Work to be completed
Return each line containing the string "text".

--

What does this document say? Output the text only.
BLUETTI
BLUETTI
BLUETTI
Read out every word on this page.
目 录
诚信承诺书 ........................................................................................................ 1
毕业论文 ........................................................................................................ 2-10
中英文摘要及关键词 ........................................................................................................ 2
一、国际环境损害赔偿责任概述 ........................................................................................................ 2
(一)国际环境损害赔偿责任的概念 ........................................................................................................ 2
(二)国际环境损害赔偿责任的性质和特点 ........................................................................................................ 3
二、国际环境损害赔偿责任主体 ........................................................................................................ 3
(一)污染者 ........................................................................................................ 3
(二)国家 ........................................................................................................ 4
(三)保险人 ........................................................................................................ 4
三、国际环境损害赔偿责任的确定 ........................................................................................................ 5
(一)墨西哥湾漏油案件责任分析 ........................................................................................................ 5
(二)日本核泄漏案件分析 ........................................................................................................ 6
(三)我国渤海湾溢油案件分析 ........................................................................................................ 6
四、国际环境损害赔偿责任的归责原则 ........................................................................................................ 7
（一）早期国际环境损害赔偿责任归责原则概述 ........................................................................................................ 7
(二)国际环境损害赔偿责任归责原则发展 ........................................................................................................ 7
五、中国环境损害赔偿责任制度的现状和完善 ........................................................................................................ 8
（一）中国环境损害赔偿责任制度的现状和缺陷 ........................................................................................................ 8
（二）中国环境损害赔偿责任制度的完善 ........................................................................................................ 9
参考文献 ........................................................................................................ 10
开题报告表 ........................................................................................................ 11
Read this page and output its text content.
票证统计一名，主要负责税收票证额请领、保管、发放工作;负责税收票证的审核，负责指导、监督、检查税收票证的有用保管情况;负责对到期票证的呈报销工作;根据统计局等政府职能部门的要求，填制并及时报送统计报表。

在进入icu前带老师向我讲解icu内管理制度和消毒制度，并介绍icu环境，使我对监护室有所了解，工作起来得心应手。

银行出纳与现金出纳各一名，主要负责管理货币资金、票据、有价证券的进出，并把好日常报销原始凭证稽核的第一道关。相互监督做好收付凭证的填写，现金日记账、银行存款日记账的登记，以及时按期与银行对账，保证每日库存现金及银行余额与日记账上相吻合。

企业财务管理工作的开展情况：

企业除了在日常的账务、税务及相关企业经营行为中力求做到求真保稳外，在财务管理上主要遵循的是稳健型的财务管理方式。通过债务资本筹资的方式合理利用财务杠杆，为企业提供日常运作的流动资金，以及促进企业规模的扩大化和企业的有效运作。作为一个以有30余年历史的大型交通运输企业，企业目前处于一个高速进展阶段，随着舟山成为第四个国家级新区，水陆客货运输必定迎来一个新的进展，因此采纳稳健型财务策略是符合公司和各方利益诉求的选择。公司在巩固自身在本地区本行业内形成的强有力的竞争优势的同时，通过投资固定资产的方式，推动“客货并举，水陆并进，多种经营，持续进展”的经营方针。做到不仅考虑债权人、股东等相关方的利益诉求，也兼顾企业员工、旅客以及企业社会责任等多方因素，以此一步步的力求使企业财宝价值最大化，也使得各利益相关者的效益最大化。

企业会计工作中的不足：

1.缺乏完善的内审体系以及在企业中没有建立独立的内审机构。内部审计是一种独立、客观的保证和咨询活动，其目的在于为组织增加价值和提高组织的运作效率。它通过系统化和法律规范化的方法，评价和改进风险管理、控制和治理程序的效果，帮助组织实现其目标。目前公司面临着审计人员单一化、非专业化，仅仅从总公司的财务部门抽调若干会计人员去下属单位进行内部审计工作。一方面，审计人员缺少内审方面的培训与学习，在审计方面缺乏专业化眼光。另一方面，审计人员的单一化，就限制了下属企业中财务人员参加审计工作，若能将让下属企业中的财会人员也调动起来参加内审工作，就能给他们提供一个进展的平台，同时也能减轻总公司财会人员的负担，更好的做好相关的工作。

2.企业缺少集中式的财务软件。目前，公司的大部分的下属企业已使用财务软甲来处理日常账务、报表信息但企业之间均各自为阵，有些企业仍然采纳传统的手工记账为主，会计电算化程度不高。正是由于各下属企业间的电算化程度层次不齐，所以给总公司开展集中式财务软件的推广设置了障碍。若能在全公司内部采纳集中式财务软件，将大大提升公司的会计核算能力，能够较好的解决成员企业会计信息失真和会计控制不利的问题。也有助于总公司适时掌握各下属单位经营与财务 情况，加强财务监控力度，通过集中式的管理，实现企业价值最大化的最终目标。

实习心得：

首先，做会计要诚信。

--

Exercise answer
What does this document say? Output the text only.
Read this page and output its text content.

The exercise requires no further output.